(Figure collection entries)
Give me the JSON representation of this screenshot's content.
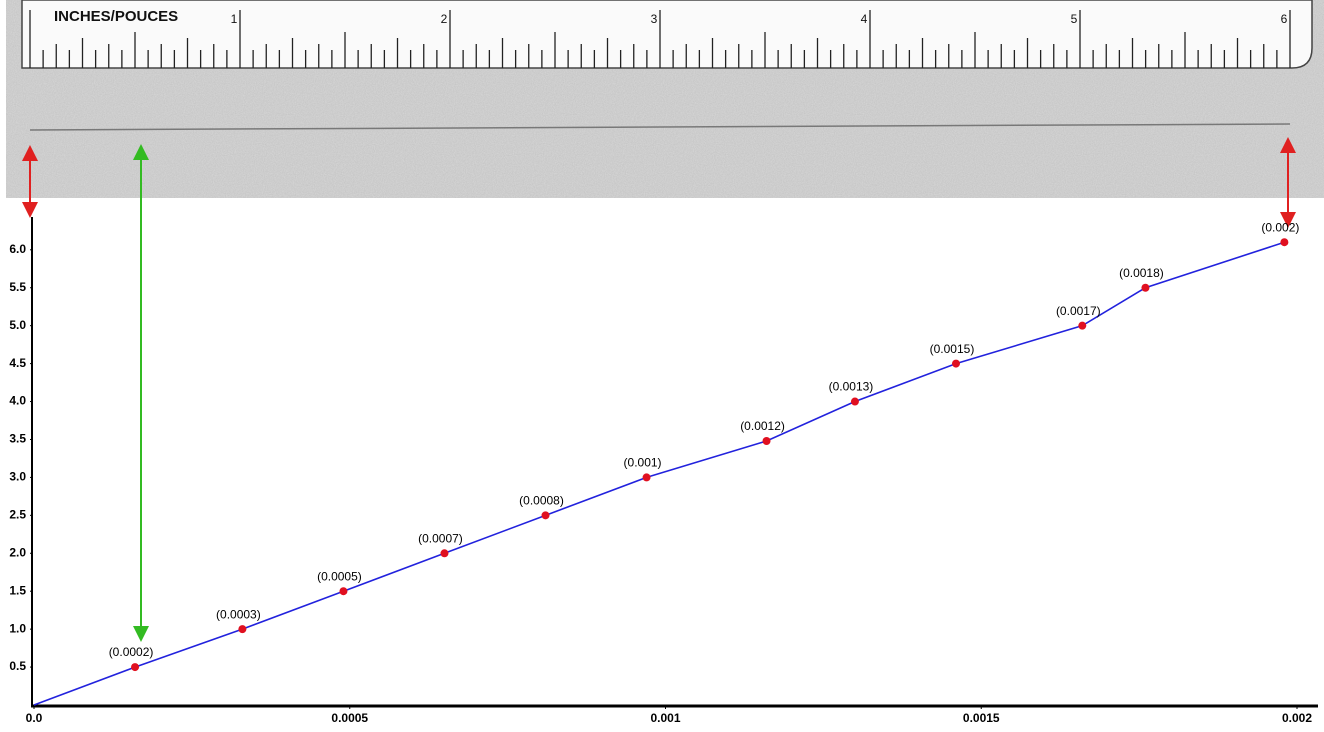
{
  "ruler": {
    "label": "INCHES/POUCES",
    "numbers": [
      "1",
      "2",
      "3",
      "4",
      "5",
      "6"
    ]
  },
  "chart_data": {
    "type": "line",
    "series": [
      {
        "color": "#2222dd",
        "marker_color": "#e01020",
        "x": [
          0.00016,
          0.00033,
          0.00049,
          0.00065,
          0.00081,
          0.00097,
          0.00116,
          0.0013,
          0.00146,
          0.00166,
          0.00176,
          0.00198
        ],
        "values": [
          0.5,
          1.0,
          1.5,
          2.0,
          2.5,
          3.0,
          3.48,
          4.0,
          4.5,
          5.0,
          5.5,
          6.1
        ],
        "x_labels": [
          "(0.0002)",
          "(0.0003)",
          "(0.0005)",
          "(0.0007)",
          "(0.0008)",
          "(0.001)",
          "(0.0012)",
          "(0.0013)",
          "(0.0015)",
          "(0.0017)",
          "(0.0018)",
          "(0.002)"
        ]
      }
    ],
    "xlim": [
      0,
      0.002
    ],
    "xticks": [
      {
        "value": 0,
        "label": "0.0"
      },
      0.0005,
      0.001,
      0.0015,
      0.002
    ],
    "ylim": [
      0,
      6.4
    ],
    "yticks": [
      0.5,
      {
        "value": 1,
        "label": "1.0"
      },
      1.5,
      {
        "value": 2,
        "label": "2.0"
      },
      2.5,
      {
        "value": 3,
        "label": "3.0"
      },
      3.5,
      {
        "value": 4,
        "label": "4.0"
      },
      4.5,
      {
        "value": 5,
        "label": "5.0"
      },
      5.5,
      {
        "value": 6,
        "label": "6.0"
      }
    ]
  }
}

**SET EXERCISE**
Omit the pictures and give the material again, exactly and in full.

**WORKED ANSWER**
Give me the JSON representation of this screenshot's content.
{
  "ruler": {
    "label": "INCHES/POUCES",
    "numbers": [
      "1",
      "2",
      "3",
      "4",
      "5",
      "6"
    ]
  },
  "chart_data": {
    "type": "line",
    "series": [
      {
        "color": "#2222dd",
        "marker_color": "#e01020",
        "x": [
          0.00016,
          0.00033,
          0.00049,
          0.00065,
          0.00081,
          0.00097,
          0.00116,
          0.0013,
          0.00146,
          0.00166,
          0.00176,
          0.00198
        ],
        "values": [
          0.5,
          1.0,
          1.5,
          2.0,
          2.5,
          3.0,
          3.48,
          4.0,
          4.5,
          5.0,
          5.5,
          6.1
        ],
        "x_labels": [
          "(0.0002)",
          "(0.0003)",
          "(0.0005)",
          "(0.0007)",
          "(0.0008)",
          "(0.001)",
          "(0.0012)",
          "(0.0013)",
          "(0.0015)",
          "(0.0017)",
          "(0.0018)",
          "(0.002)"
        ]
      }
    ],
    "xlim": [
      0,
      0.002
    ],
    "xticks": [
      {
        "value": 0,
        "label": "0.0"
      },
      0.0005,
      0.001,
      0.0015,
      0.002
    ],
    "ylim": [
      0,
      6.4
    ],
    "yticks": [
      0.5,
      {
        "value": 1,
        "label": "1.0"
      },
      1.5,
      {
        "value": 2,
        "label": "2.0"
      },
      2.5,
      {
        "value": 3,
        "label": "3.0"
      },
      3.5,
      {
        "value": 4,
        "label": "4.0"
      },
      4.5,
      {
        "value": 5,
        "label": "5.0"
      },
      5.5,
      {
        "value": 6,
        "label": "6.0"
      }
    ]
  }
}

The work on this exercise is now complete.